# [Given request]
Give the entries again exactly, every one of them.
==================================================
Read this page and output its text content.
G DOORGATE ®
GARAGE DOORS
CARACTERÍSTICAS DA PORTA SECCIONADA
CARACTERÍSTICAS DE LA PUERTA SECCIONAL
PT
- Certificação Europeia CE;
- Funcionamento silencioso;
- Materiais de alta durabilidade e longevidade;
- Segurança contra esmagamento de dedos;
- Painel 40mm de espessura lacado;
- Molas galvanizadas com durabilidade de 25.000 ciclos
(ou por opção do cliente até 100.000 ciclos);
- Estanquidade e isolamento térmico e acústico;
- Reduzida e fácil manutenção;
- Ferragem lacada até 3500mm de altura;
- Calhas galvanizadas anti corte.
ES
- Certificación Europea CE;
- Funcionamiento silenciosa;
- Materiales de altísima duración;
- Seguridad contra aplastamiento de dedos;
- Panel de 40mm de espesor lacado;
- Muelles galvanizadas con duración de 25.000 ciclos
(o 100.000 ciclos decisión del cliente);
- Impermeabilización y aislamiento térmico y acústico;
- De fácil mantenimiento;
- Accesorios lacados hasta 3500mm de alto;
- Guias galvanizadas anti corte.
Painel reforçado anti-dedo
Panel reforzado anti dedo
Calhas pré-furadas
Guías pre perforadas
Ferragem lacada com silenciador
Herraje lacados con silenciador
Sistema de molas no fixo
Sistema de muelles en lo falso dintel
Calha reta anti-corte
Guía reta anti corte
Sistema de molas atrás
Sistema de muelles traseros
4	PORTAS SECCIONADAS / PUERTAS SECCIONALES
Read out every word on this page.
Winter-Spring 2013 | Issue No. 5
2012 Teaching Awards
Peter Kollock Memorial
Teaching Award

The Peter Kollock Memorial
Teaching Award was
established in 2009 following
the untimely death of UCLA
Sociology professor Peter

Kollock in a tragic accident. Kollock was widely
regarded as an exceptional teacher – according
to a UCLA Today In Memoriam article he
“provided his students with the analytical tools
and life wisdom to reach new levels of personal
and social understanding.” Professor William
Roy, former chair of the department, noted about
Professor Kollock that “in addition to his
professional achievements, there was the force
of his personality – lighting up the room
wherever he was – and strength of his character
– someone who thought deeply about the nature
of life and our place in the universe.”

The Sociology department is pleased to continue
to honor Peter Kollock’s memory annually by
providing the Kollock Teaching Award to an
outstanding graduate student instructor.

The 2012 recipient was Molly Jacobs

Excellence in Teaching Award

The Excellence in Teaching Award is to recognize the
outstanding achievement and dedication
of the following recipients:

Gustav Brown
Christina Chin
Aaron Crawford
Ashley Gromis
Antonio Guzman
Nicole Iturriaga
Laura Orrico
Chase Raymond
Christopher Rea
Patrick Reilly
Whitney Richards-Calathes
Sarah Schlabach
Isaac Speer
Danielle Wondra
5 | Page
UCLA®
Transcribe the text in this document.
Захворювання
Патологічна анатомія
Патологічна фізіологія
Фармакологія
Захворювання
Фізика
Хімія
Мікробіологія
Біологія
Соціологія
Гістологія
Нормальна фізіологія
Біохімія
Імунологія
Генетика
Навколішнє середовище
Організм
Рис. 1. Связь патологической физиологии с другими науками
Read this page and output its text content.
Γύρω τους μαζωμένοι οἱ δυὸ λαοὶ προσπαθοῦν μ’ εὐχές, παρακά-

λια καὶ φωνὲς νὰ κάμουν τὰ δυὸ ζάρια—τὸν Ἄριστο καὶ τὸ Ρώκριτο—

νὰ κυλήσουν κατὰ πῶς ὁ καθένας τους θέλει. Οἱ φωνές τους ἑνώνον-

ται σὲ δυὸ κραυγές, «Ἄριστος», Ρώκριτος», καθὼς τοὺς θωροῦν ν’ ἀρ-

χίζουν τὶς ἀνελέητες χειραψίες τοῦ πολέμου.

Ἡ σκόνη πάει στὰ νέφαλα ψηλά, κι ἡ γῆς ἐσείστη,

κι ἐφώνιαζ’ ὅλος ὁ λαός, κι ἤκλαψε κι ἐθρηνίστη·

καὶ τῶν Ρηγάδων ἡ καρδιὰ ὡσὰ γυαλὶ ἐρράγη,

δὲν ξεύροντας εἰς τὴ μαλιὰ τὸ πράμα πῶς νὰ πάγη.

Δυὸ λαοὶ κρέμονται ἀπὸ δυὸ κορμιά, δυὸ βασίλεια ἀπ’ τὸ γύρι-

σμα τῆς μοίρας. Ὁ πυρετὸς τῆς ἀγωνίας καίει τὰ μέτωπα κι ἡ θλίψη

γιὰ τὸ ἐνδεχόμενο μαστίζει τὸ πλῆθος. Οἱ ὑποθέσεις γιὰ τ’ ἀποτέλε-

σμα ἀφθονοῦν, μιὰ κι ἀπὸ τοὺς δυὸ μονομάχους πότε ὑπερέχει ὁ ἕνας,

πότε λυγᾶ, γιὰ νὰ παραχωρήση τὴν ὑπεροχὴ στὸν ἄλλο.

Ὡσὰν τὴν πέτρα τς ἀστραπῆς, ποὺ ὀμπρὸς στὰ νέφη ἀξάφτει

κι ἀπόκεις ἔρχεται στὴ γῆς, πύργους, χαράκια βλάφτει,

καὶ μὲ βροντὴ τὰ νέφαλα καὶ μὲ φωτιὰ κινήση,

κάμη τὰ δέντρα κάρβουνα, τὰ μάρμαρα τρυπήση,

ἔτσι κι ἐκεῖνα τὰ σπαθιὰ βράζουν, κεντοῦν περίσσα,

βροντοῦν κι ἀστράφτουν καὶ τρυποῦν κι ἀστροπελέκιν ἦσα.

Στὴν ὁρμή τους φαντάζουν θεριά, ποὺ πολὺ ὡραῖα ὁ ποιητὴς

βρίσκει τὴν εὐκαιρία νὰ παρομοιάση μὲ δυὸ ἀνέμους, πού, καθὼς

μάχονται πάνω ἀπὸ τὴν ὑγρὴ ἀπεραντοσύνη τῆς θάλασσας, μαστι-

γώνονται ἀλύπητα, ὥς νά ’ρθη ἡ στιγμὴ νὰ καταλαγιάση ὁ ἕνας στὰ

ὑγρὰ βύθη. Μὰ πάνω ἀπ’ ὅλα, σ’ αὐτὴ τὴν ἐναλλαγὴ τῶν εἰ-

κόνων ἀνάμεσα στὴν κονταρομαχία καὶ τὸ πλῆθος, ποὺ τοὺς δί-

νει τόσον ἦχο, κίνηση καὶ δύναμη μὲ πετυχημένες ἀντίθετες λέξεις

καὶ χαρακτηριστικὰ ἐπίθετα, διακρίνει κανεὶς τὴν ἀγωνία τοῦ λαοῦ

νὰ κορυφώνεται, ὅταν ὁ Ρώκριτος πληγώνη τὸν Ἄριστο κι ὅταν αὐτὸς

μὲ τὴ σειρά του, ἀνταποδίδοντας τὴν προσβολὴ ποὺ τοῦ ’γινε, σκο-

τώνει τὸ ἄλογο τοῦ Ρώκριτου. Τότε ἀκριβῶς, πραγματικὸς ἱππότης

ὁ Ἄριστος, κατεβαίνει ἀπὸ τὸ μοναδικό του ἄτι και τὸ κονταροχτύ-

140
==================================================
# [Full solution]
Read this page and output its text content.
G DOORGATE ®
GARAGE DOORS
CARACTERÍSTICAS DA PORTA SECCIONADA
CARACTERÍSTICAS DE LA PUERTA SECCIONAL
PT
- Certificação Europeia CE;
- Funcionamento silencioso;
- Materiais de alta durabilidade e longevidade;
- Segurança contra esmagamento de dedos;
- Painel 40mm de espessura lacado;
- Molas galvanizadas com durabilidade de 25.000 ciclos
(ou por opção do cliente até 100.000 ciclos);
- Estanquidade e isolamento térmico e acústico;
- Reduzida e fácil manutenção;
- Ferragem lacada até 3500mm de altura;
- Calhas galvanizadas anti corte.
ES
- Certificación Europea CE;
- Funcionamiento silenciosa;
- Materiales de altísima duración;
- Seguridad contra aplastamiento de dedos;
- Panel de 40mm de espesor lacado;
- Muelles galvanizadas con duración de 25.000 ciclos
(o 100.000 ciclos decisión del cliente);
- Impermeabilización y aislamiento térmico y acústico;
- De fácil mantenimiento;
- Accesorios lacados hasta 3500mm de alto;
- Guias galvanizadas anti corte.
Painel reforçado anti-dedo
Panel reforzado anti dedo
Calhas pré-furadas
Guías pre perforadas
Ferragem lacada com silenciador
Herraje lacados con silenciador
Sistema de molas no fixo
Sistema de muelles en lo falso dintel
Calha reta anti-corte
Guía reta anti corte
Sistema de molas atrás
Sistema de muelles traseros
4	PORTAS SECCIONADAS / PUERTAS SECCIONALES
Read out every word on this page.
Winter-Spring 2013 | Issue No. 5
2012 Teaching Awards
Peter Kollock Memorial
Teaching Award

The Peter Kollock Memorial
Teaching Award was
established in 2009 following
the untimely death of UCLA
Sociology professor Peter

Kollock in a tragic accident. Kollock was widely
regarded as an exceptional teacher – according
to a UCLA Today In Memoriam article he
“provided his students with the analytical tools
and life wisdom to reach new levels of personal
and social understanding.” Professor William
Roy, former chair of the department, noted about
Professor Kollock that “in addition to his
professional achievements, there was the force
of his personality – lighting up the room
wherever he was – and strength of his character
– someone who thought deeply about the nature
of life and our place in the universe.”

The Sociology department is pleased to continue
to honor Peter Kollock’s memory annually by
providing the Kollock Teaching Award to an
outstanding graduate student instructor.

The 2012 recipient was Molly Jacobs

Excellence in Teaching Award

The Excellence in Teaching Award is to recognize the
outstanding achievement and dedication
of the following recipients:

Gustav Brown
Christina Chin
Aaron Crawford
Ashley Gromis
Antonio Guzman
Nicole Iturriaga
Laura Orrico
Chase Raymond
Christopher Rea
Patrick Reilly
Whitney Richards-Calathes
Sarah Schlabach
Isaac Speer
Danielle Wondra
5 | Page
UCLA®
Transcribe the text in this document.
Захворювання
Патологічна анатомія
Патологічна фізіологія
Фармакологія
Захворювання
Фізика
Хімія
Мікробіологія
Біологія
Соціологія
Гістологія
Нормальна фізіологія
Біохімія
Імунологія
Генетика
Навколішнє середовище
Організм
Рис. 1. Связь патологической физиологии с другими науками
Read this page and output its text content.
Γύρω τους μαζωμένοι οἱ δυὸ λαοὶ προσπαθοῦν μ’ εὐχές, παρακά-

λια καὶ φωνὲς νὰ κάμουν τὰ δυὸ ζάρια—τὸν Ἄριστο καὶ τὸ Ρώκριτο—

νὰ κυλήσουν κατὰ πῶς ὁ καθένας τους θέλει. Οἱ φωνές τους ἑνώνον-

ται σὲ δυὸ κραυγές, «Ἄριστος», Ρώκριτος», καθὼς τοὺς θωροῦν ν’ ἀρ-

χίζουν τὶς ἀνελέητες χειραψίες τοῦ πολέμου.

Ἡ σκόνη πάει στὰ νέφαλα ψηλά, κι ἡ γῆς ἐσείστη,

κι ἐφώνιαζ’ ὅλος ὁ λαός, κι ἤκλαψε κι ἐθρηνίστη·

καὶ τῶν Ρηγάδων ἡ καρδιὰ ὡσὰ γυαλὶ ἐρράγη,

δὲν ξεύροντας εἰς τὴ μαλιὰ τὸ πράμα πῶς νὰ πάγη.

Δυὸ λαοὶ κρέμονται ἀπὸ δυὸ κορμιά, δυὸ βασίλεια ἀπ’ τὸ γύρι-

σμα τῆς μοίρας. Ὁ πυρετὸς τῆς ἀγωνίας καίει τὰ μέτωπα κι ἡ θλίψη

γιὰ τὸ ἐνδεχόμενο μαστίζει τὸ πλῆθος. Οἱ ὑποθέσεις γιὰ τ’ ἀποτέλε-

σμα ἀφθονοῦν, μιὰ κι ἀπὸ τοὺς δυὸ μονομάχους πότε ὑπερέχει ὁ ἕνας,

πότε λυγᾶ, γιὰ νὰ παραχωρήση τὴν ὑπεροχὴ στὸν ἄλλο.

Ὡσὰν τὴν πέτρα τς ἀστραπῆς, ποὺ ὀμπρὸς στὰ νέφη ἀξάφτει

κι ἀπόκεις ἔρχεται στὴ γῆς, πύργους, χαράκια βλάφτει,

καὶ μὲ βροντὴ τὰ νέφαλα καὶ μὲ φωτιὰ κινήση,

κάμη τὰ δέντρα κάρβουνα, τὰ μάρμαρα τρυπήση,

ἔτσι κι ἐκεῖνα τὰ σπαθιὰ βράζουν, κεντοῦν περίσσα,

βροντοῦν κι ἀστράφτουν καὶ τρυποῦν κι ἀστροπελέκιν ἦσα.

Στὴν ὁρμή τους φαντάζουν θεριά, ποὺ πολὺ ὡραῖα ὁ ποιητὴς

βρίσκει τὴν εὐκαιρία νὰ παρομοιάση μὲ δυὸ ἀνέμους, πού, καθὼς

μάχονται πάνω ἀπὸ τὴν ὑγρὴ ἀπεραντοσύνη τῆς θάλασσας, μαστι-

γώνονται ἀλύπητα, ὥς νά ’ρθη ἡ στιγμὴ νὰ καταλαγιάση ὁ ἕνας στὰ

ὑγρὰ βύθη. Μὰ πάνω ἀπ’ ὅλα, σ’ αὐτὴ τὴν ἐναλλαγὴ τῶν εἰ-

κόνων ἀνάμεσα στὴν κονταρομαχία καὶ τὸ πλῆθος, ποὺ τοὺς δί-

νει τόσον ἦχο, κίνηση καὶ δύναμη μὲ πετυχημένες ἀντίθετες λέξεις

καὶ χαρακτηριστικὰ ἐπίθετα, διακρίνει κανεὶς τὴν ἀγωνία τοῦ λαοῦ

νὰ κορυφώνεται, ὅταν ὁ Ρώκριτος πληγώνη τὸν Ἄριστο κι ὅταν αὐτὸς

μὲ τὴ σειρά του, ἀνταποδίδοντας τὴν προσβολὴ ποὺ τοῦ ’γινε, σκο-

τώνει τὸ ἄλογο τοῦ Ρώκριτου. Τότε ἀκριβῶς, πραγματικὸς ἱππότης

ὁ Ἄριστος, κατεβαίνει ἀπὸ τὸ μοναδικό του ἄτι και τὸ κονταροχτύ-

140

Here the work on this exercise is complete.